**Do this:** Locate every line in the material below that has the word "бухгалтерской". Copy each of those lines.
--- start of Entries supplied ---
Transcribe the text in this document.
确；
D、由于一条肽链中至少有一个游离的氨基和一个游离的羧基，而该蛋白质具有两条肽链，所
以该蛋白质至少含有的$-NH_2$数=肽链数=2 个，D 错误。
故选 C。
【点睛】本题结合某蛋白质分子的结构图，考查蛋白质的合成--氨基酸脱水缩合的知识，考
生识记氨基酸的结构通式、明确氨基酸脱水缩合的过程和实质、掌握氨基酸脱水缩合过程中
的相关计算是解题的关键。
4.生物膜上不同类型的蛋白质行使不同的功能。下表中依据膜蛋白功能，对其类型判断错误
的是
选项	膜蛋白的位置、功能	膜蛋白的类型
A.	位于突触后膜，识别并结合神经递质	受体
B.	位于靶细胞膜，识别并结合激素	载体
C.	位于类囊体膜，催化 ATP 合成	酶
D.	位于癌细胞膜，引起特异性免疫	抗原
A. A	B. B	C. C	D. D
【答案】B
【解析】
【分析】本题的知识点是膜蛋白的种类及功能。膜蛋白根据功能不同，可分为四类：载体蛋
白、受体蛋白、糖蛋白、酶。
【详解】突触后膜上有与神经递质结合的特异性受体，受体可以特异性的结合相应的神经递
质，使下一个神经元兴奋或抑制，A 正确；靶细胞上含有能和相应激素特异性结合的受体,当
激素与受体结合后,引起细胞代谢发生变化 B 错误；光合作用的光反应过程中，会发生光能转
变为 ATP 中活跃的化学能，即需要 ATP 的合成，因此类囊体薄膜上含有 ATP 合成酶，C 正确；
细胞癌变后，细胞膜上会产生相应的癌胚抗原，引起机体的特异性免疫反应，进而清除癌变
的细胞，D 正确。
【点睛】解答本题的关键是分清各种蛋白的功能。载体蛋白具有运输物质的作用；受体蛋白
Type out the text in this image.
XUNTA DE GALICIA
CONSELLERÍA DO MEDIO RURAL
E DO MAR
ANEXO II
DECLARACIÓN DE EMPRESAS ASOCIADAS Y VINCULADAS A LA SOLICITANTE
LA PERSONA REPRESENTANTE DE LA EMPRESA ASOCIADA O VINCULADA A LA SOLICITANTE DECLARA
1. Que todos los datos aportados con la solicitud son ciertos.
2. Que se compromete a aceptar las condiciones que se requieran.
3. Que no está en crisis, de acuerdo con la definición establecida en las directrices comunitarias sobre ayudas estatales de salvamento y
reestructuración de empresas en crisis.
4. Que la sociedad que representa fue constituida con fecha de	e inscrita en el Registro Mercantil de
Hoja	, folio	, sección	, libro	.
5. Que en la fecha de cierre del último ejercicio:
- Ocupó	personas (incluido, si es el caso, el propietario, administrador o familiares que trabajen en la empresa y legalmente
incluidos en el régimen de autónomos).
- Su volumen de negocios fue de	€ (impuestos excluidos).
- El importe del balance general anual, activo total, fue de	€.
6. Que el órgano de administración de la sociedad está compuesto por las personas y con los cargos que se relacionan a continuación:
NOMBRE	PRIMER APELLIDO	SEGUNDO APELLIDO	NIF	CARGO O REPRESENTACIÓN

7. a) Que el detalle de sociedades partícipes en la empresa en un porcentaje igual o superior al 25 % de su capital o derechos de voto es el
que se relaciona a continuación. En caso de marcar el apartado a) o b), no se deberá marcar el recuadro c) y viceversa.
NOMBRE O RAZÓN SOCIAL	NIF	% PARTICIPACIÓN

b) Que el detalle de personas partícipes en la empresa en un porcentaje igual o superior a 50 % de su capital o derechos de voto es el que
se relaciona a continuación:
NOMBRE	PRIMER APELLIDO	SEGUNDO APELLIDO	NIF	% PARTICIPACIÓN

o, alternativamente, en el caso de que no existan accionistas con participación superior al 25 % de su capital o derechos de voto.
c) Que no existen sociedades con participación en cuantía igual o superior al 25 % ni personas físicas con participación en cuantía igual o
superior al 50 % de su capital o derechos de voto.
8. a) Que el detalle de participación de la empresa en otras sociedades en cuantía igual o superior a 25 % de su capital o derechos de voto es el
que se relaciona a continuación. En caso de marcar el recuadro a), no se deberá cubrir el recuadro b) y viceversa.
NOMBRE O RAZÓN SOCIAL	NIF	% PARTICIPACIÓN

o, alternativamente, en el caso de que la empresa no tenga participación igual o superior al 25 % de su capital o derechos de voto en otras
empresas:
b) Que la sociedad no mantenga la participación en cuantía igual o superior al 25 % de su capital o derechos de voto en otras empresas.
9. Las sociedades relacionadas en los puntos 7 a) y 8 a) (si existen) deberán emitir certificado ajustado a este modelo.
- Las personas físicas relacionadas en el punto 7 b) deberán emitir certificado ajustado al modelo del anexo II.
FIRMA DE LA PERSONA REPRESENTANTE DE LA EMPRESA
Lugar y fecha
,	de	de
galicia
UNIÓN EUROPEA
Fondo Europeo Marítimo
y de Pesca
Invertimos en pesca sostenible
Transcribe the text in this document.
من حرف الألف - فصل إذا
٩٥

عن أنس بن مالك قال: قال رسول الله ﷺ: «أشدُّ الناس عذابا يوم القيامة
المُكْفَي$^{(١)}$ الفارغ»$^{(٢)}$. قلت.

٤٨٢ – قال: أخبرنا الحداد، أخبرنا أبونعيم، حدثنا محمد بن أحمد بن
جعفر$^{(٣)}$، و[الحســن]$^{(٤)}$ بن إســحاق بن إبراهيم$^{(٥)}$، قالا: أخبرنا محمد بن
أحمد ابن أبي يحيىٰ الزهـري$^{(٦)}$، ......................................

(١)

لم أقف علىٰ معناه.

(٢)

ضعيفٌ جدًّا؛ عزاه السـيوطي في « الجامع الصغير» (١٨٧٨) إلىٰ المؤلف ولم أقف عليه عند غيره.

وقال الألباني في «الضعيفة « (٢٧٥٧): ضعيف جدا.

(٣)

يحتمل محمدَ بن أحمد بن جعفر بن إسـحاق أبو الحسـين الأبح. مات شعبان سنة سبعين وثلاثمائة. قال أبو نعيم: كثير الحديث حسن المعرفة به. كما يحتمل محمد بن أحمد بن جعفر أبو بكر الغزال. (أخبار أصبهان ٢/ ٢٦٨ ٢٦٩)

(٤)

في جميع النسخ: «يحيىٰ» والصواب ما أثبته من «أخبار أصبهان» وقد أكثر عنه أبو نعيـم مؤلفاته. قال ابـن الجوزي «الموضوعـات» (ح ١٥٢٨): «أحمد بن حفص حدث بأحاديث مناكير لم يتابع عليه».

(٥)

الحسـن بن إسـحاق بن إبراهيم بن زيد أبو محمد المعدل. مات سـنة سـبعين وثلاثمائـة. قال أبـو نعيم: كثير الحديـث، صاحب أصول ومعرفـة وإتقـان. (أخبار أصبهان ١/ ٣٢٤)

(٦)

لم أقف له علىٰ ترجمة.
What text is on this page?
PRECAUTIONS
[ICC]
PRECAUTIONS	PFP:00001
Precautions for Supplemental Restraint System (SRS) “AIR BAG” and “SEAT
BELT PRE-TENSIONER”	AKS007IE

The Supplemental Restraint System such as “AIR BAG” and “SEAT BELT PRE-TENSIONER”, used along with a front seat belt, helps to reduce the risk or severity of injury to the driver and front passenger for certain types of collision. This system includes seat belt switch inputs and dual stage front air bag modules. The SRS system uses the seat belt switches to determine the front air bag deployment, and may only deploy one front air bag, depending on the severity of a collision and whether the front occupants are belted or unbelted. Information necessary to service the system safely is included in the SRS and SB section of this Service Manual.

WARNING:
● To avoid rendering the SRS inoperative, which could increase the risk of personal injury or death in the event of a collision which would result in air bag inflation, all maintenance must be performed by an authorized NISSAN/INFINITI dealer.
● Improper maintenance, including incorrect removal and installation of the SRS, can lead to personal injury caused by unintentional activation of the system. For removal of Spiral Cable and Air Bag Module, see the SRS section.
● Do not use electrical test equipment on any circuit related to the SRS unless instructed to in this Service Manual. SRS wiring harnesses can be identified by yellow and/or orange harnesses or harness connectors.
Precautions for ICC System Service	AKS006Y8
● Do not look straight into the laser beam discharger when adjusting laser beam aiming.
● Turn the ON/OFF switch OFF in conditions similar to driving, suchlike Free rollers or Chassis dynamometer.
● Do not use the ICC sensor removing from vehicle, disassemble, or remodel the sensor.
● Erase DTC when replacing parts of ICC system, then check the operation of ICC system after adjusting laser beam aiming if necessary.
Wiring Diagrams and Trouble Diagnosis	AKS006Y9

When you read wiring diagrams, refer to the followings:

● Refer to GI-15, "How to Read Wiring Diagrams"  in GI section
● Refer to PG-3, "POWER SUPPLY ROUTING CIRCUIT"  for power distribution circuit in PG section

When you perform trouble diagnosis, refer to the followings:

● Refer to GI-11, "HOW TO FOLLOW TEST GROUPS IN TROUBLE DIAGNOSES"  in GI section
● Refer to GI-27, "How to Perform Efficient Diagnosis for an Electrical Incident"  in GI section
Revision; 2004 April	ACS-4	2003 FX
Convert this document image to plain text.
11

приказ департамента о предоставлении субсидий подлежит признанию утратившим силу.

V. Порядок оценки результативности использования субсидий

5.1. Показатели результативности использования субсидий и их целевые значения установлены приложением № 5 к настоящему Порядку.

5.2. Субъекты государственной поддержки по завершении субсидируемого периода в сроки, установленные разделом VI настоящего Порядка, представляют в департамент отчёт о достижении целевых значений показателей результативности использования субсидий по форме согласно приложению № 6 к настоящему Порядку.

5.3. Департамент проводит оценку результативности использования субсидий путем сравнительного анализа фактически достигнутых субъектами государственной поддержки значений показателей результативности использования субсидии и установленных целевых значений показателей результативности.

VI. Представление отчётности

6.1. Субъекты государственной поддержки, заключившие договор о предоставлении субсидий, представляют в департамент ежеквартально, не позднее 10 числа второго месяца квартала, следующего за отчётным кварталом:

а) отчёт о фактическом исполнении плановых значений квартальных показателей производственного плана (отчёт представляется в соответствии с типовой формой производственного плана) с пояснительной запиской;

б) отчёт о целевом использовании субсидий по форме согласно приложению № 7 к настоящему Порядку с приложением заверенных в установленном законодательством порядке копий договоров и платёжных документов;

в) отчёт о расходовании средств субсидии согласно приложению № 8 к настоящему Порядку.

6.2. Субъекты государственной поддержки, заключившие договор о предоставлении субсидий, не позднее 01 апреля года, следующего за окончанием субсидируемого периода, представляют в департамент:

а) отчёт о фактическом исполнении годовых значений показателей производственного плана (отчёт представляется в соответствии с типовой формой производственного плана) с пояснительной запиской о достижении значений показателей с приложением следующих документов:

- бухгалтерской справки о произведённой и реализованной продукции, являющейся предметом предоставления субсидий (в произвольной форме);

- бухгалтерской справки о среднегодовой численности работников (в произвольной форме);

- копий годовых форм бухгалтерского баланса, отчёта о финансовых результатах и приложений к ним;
--- end of Entries supplied ---
**Written answer:**
- бухгалтерской справки о произведённой и реализованной продукции, являющейся предметом предоставления субсидий (в произвольной форме);
- бухгалтерской справки о среднегодовой численности работников (в произвольной форме);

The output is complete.